WHAT THIS TASK INVOLVES: Look over the entries that follow and work out how many lines contain "title". State the number only.

Stored data
+ + + + + + +
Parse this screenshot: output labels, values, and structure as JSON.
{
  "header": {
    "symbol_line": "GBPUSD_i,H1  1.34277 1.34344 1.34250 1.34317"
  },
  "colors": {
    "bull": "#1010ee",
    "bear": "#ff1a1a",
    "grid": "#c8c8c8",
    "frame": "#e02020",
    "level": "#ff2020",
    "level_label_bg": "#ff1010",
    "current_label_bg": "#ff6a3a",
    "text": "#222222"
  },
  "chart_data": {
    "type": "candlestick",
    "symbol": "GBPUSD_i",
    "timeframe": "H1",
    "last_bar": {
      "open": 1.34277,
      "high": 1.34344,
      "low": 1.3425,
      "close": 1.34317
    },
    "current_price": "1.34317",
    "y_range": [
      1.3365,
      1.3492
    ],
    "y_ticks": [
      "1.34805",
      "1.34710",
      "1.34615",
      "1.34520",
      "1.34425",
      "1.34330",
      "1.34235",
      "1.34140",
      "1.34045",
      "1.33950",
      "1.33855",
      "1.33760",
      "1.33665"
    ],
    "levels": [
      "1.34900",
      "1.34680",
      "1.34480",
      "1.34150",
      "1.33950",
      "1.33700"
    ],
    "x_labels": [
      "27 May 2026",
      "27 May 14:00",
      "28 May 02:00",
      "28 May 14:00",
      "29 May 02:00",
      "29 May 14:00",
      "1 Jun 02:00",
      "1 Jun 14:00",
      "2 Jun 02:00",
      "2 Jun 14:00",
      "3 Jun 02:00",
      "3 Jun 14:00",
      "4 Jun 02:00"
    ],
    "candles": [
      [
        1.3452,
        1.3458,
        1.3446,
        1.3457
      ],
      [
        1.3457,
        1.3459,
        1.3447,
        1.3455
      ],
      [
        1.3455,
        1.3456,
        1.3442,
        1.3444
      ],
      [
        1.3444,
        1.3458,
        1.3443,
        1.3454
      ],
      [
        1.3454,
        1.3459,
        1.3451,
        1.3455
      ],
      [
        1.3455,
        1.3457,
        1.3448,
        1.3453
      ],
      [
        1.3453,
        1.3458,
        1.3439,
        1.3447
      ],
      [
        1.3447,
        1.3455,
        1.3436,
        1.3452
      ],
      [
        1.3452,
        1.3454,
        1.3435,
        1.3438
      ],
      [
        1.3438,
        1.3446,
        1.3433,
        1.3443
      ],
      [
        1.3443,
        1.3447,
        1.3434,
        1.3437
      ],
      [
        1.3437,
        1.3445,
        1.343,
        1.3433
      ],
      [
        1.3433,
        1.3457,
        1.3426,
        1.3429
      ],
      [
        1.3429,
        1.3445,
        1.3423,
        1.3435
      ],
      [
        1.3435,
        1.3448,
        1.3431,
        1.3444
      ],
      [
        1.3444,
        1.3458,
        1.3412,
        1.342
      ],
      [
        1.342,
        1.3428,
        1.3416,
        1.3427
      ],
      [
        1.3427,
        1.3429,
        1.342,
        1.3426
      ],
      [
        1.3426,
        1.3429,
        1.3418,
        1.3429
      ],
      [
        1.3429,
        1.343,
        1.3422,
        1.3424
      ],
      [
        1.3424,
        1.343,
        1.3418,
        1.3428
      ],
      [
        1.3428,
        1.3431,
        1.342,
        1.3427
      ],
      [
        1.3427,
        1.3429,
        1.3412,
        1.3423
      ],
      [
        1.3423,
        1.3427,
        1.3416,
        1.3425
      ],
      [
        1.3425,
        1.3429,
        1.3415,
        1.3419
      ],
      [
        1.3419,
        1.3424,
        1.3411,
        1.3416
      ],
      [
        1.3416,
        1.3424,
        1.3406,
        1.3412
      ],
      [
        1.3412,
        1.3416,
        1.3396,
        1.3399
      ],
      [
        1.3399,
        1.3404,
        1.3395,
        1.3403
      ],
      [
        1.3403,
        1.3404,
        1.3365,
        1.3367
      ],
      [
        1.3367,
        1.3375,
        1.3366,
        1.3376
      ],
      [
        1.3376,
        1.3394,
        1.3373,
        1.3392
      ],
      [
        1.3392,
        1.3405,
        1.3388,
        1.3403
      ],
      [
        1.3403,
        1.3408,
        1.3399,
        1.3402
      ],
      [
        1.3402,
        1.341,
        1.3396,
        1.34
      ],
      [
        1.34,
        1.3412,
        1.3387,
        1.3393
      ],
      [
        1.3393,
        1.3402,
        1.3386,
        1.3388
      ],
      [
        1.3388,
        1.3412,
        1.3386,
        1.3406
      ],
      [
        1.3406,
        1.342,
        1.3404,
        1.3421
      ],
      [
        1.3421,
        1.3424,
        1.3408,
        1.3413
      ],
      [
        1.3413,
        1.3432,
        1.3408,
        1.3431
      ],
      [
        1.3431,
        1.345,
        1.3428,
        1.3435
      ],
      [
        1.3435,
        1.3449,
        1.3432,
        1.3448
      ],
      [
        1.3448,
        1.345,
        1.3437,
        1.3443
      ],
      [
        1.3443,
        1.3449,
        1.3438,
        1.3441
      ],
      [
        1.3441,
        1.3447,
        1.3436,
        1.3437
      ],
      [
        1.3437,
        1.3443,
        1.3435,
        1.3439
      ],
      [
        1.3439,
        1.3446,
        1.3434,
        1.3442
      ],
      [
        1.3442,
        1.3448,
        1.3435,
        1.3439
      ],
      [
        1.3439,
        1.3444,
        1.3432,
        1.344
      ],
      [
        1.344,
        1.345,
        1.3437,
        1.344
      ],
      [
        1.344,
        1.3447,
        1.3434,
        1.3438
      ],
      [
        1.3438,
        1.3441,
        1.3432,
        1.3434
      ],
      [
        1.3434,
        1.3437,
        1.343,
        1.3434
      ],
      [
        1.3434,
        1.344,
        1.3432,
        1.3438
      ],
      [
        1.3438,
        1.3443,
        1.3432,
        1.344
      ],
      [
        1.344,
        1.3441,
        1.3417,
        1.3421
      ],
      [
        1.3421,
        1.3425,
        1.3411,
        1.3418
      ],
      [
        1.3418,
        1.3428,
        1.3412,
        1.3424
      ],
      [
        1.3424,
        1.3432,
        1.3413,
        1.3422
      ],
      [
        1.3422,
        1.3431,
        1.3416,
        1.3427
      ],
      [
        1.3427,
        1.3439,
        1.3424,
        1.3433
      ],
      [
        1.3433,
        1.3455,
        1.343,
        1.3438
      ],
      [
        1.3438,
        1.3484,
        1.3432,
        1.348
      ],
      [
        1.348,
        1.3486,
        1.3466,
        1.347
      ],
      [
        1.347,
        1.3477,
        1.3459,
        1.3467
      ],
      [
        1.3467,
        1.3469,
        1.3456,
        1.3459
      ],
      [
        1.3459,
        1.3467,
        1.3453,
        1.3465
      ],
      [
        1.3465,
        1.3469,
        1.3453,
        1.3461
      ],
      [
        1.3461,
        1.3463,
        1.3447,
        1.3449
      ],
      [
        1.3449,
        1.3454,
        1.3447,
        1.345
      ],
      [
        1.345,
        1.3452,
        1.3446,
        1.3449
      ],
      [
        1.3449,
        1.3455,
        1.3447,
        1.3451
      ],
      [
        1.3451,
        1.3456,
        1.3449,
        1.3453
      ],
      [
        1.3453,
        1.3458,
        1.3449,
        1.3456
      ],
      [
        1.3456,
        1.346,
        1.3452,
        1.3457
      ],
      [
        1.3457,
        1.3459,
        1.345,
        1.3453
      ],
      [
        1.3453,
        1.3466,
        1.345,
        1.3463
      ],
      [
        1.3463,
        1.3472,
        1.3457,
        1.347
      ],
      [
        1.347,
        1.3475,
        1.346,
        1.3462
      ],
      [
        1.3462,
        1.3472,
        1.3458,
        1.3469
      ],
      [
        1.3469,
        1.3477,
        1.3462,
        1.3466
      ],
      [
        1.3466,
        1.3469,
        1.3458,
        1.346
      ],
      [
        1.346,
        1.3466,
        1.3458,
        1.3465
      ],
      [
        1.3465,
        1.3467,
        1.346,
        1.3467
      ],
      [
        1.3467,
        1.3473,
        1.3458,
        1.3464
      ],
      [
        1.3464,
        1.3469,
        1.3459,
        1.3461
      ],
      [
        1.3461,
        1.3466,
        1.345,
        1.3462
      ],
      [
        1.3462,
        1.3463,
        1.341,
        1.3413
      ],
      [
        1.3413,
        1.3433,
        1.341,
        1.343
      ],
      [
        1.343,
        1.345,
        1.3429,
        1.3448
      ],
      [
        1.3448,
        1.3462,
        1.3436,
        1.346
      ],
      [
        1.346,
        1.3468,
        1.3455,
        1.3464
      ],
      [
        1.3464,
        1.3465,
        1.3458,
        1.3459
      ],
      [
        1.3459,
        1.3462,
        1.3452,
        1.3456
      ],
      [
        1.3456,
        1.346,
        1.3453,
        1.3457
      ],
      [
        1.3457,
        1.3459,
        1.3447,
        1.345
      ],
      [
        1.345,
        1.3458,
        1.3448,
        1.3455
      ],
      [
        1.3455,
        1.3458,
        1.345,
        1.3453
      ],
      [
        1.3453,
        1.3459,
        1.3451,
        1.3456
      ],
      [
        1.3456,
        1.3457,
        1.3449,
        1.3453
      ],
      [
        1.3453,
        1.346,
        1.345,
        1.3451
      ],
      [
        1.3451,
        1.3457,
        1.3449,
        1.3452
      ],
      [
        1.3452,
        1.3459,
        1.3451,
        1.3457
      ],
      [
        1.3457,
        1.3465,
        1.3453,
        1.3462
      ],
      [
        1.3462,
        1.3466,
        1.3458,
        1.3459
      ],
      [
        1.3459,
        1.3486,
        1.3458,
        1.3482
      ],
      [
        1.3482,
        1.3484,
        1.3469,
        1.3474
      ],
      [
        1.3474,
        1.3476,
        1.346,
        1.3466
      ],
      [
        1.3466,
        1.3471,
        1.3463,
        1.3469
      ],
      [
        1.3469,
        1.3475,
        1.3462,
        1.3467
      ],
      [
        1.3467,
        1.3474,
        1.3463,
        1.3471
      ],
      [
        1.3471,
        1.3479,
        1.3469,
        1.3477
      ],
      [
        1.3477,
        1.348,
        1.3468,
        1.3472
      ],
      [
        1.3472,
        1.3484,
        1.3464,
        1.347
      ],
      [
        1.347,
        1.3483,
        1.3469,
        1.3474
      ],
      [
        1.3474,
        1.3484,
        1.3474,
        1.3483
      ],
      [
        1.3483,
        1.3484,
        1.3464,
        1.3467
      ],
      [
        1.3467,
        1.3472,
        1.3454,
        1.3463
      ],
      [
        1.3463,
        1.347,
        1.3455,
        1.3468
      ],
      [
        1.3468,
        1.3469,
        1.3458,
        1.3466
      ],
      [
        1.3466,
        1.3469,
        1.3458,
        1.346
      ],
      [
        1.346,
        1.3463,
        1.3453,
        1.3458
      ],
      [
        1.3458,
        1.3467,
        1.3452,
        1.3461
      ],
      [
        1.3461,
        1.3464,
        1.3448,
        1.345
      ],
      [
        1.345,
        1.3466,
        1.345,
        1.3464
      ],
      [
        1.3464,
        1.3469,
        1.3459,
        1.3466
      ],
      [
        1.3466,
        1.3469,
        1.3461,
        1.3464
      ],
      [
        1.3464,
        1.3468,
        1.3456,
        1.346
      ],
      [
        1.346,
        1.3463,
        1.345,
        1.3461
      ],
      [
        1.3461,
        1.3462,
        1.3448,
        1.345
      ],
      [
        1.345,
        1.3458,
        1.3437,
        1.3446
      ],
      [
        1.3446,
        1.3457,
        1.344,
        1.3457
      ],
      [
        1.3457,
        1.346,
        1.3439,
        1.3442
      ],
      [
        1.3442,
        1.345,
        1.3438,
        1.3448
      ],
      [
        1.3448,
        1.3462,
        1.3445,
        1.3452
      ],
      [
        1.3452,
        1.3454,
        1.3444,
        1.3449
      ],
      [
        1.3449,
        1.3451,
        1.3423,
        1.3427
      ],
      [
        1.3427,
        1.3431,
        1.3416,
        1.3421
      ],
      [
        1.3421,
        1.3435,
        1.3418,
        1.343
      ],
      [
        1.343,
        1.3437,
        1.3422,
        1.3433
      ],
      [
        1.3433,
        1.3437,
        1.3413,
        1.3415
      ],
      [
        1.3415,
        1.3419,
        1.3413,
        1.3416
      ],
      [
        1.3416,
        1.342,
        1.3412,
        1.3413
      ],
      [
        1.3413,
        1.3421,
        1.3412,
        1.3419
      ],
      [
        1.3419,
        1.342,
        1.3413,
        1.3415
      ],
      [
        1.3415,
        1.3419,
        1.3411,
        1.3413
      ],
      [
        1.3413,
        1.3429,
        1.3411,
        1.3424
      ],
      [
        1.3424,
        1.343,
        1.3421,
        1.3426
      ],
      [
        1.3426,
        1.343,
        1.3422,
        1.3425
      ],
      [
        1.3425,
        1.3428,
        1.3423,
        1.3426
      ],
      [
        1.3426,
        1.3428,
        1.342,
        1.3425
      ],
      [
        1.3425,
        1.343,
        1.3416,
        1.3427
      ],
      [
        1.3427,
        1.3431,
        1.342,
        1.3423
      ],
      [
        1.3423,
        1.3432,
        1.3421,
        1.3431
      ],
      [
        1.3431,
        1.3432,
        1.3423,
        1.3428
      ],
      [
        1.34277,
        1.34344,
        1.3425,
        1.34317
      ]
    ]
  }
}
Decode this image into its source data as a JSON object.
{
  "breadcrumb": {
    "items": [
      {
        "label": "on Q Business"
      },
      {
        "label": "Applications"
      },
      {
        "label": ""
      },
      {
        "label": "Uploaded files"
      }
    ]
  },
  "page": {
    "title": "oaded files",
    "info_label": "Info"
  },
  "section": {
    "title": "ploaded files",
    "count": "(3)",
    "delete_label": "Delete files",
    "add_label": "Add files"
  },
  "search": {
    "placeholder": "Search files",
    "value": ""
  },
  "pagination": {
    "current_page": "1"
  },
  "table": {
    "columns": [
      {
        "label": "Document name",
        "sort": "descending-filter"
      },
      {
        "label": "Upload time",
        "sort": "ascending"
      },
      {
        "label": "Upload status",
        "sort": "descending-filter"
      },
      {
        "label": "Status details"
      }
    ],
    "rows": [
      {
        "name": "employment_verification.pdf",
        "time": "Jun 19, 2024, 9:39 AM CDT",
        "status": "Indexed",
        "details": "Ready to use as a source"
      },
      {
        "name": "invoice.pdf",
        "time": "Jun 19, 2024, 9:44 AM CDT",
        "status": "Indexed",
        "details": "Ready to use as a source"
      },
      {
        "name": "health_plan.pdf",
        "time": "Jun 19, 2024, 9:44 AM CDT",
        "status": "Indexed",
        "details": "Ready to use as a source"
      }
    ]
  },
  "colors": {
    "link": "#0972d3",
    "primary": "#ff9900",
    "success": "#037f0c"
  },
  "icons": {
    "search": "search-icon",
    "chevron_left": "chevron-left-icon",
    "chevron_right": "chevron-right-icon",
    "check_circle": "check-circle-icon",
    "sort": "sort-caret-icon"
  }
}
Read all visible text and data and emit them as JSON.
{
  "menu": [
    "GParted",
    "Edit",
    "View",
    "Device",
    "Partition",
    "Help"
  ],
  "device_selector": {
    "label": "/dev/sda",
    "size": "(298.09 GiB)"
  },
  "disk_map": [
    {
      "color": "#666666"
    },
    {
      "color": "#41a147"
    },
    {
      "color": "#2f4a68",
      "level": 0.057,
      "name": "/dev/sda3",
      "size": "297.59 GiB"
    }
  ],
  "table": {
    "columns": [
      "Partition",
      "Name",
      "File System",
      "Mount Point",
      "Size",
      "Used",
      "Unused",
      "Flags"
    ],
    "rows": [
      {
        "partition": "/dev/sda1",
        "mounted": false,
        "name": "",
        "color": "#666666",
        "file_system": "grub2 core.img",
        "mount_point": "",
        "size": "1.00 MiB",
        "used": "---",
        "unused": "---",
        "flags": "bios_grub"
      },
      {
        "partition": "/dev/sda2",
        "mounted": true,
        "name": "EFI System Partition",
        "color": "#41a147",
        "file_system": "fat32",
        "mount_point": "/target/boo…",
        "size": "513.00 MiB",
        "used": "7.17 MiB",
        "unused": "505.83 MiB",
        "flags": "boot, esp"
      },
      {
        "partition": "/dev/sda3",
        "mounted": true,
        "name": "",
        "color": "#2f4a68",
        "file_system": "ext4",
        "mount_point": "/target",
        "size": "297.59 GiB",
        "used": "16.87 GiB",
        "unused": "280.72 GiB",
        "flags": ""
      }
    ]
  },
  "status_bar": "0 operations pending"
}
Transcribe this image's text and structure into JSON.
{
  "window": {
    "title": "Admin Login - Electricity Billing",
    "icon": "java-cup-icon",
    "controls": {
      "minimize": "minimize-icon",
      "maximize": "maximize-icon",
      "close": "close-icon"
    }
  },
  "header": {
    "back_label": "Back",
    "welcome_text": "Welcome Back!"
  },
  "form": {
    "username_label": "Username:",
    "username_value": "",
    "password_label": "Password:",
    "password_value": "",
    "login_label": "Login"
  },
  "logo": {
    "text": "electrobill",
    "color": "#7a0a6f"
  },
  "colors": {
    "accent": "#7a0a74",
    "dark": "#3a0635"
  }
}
+ + + + + + +
RESULT FOR THIS TASK: 3